** Task input **
>> begin

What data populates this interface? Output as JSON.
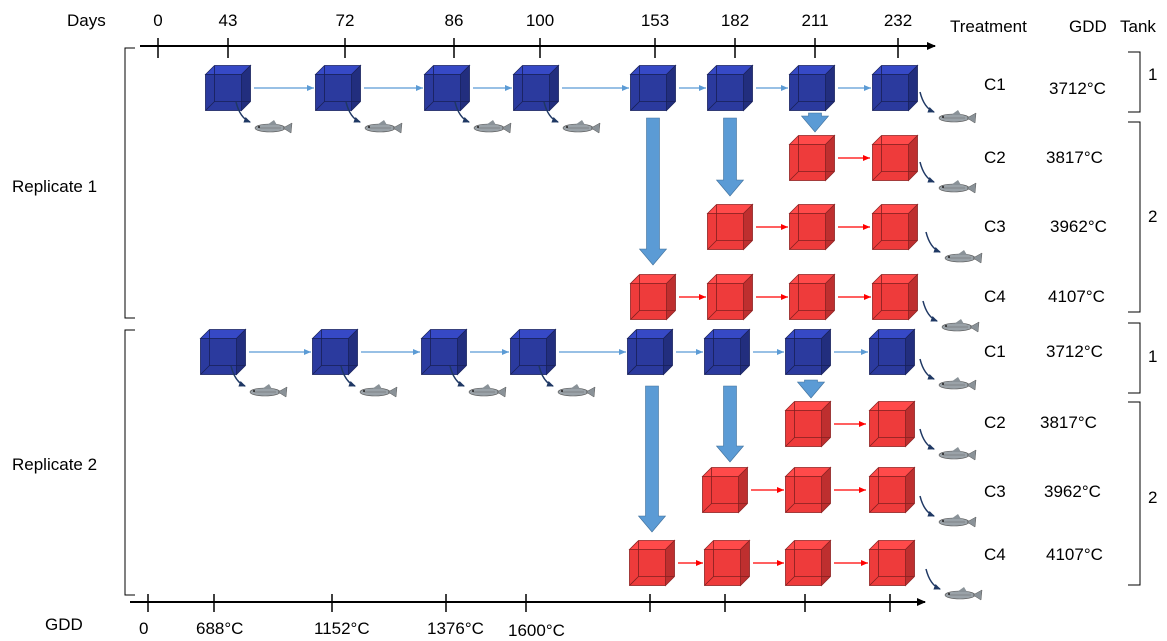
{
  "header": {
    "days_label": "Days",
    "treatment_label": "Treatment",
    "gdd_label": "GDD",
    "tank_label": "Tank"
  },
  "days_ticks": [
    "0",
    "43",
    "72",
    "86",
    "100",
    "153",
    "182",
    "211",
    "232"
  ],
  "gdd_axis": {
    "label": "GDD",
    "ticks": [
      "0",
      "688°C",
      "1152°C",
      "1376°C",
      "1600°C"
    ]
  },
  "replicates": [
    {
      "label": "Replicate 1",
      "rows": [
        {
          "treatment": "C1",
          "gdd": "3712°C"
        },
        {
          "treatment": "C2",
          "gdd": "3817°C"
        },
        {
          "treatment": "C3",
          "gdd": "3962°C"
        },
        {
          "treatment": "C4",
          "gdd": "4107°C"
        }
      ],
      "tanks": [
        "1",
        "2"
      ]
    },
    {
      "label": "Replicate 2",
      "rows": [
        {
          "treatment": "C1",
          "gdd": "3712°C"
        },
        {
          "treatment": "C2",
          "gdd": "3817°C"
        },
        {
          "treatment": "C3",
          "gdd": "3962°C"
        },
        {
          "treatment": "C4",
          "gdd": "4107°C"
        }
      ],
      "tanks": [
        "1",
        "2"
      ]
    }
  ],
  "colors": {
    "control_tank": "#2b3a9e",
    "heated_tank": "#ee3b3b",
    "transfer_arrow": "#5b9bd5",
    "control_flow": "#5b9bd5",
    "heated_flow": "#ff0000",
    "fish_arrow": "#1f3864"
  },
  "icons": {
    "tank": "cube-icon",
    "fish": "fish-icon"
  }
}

>> end

** Work to be completed **
Pictures stay out; repeat all the rest of the records exactly.

** Written solution **
What data populates this interface? Output as JSON.
{
  "header": {
    "days_label": "Days",
    "treatment_label": "Treatment",
    "gdd_label": "GDD",
    "tank_label": "Tank"
  },
  "days_ticks": [
    "0",
    "43",
    "72",
    "86",
    "100",
    "153",
    "182",
    "211",
    "232"
  ],
  "gdd_axis": {
    "label": "GDD",
    "ticks": [
      "0",
      "688°C",
      "1152°C",
      "1376°C",
      "1600°C"
    ]
  },
  "replicates": [
    {
      "label": "Replicate 1",
      "rows": [
        {
          "treatment": "C1",
          "gdd": "3712°C"
        },
        {
          "treatment": "C2",
          "gdd": "3817°C"
        },
        {
          "treatment": "C3",
          "gdd": "3962°C"
        },
        {
          "treatment": "C4",
          "gdd": "4107°C"
        }
      ],
      "tanks": [
        "1",
        "2"
      ]
    },
    {
      "label": "Replicate 2",
      "rows": [
        {
          "treatment": "C1",
          "gdd": "3712°C"
        },
        {
          "treatment": "C2",
          "gdd": "3817°C"
        },
        {
          "treatment": "C3",
          "gdd": "3962°C"
        },
        {
          "treatment": "C4",
          "gdd": "4107°C"
        }
      ],
      "tanks": [
        "1",
        "2"
      ]
    }
  ],
  "colors": {
    "control_tank": "#2b3a9e",
    "heated_tank": "#ee3b3b",
    "transfer_arrow": "#5b9bd5",
    "control_flow": "#5b9bd5",
    "heated_flow": "#ff0000",
    "fish_arrow": "#1f3864"
  },
  "icons": {
    "tank": "cube-icon",
    "fish": "fish-icon"
  }
}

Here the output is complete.